◆ **What is asked**: Reproduce all of the data exactly.

◆ **Records to process**:
>>>>>

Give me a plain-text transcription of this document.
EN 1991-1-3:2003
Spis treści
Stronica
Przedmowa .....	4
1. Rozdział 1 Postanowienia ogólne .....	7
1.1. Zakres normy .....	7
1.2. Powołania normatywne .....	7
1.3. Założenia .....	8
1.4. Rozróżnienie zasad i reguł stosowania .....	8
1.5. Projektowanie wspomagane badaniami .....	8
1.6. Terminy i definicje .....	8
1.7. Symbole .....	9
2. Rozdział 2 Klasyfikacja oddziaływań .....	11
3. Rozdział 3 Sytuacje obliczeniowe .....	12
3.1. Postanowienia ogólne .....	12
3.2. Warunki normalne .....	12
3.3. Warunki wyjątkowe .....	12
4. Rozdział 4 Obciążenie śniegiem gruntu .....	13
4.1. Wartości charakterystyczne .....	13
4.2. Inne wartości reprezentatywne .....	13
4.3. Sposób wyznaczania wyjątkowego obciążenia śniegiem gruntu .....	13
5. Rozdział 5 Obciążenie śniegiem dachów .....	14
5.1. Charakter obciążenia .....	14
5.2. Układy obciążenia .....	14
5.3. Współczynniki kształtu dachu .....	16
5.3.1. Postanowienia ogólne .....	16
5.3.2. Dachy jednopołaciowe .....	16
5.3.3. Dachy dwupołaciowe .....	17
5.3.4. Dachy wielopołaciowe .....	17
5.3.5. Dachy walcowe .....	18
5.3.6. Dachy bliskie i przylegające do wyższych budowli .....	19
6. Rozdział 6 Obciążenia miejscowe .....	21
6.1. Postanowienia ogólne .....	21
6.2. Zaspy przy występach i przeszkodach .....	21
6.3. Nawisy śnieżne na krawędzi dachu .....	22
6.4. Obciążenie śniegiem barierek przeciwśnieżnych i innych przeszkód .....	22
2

<<<<<

◆ **Full response**:
Give me a plain-text transcription of this document.
EN 1991-1-3:2003
Spis treści
Stronica
Przedmowa .....	4
1. Rozdział 1 Postanowienia ogólne .....	7
1.1. Zakres normy .....	7
1.2. Powołania normatywne .....	7
1.3. Założenia .....	8
1.4. Rozróżnienie zasad i reguł stosowania .....	8
1.5. Projektowanie wspomagane badaniami .....	8
1.6. Terminy i definicje .....	8
1.7. Symbole .....	9
2. Rozdział 2 Klasyfikacja oddziaływań .....	11
3. Rozdział 3 Sytuacje obliczeniowe .....	12
3.1. Postanowienia ogólne .....	12
3.2. Warunki normalne .....	12
3.3. Warunki wyjątkowe .....	12
4. Rozdział 4 Obciążenie śniegiem gruntu .....	13
4.1. Wartości charakterystyczne .....	13
4.2. Inne wartości reprezentatywne .....	13
4.3. Sposób wyznaczania wyjątkowego obciążenia śniegiem gruntu .....	13
5. Rozdział 5 Obciążenie śniegiem dachów .....	14
5.1. Charakter obciążenia .....	14
5.2. Układy obciążenia .....	14
5.3. Współczynniki kształtu dachu .....	16
5.3.1. Postanowienia ogólne .....	16
5.3.2. Dachy jednopołaciowe .....	16
5.3.3. Dachy dwupołaciowe .....	17
5.3.4. Dachy wielopołaciowe .....	17
5.3.5. Dachy walcowe .....	18
5.3.6. Dachy bliskie i przylegające do wyższych budowli .....	19
6. Rozdział 6 Obciążenia miejscowe .....	21
6.1. Postanowienia ogólne .....	21
6.2. Zaspy przy występach i przeszkodach .....	21
6.3. Nawisy śnieżne na krawędzi dachu .....	22
6.4. Obciążenie śniegiem barierek przeciwśnieżnych i innych przeszkód .....	22
2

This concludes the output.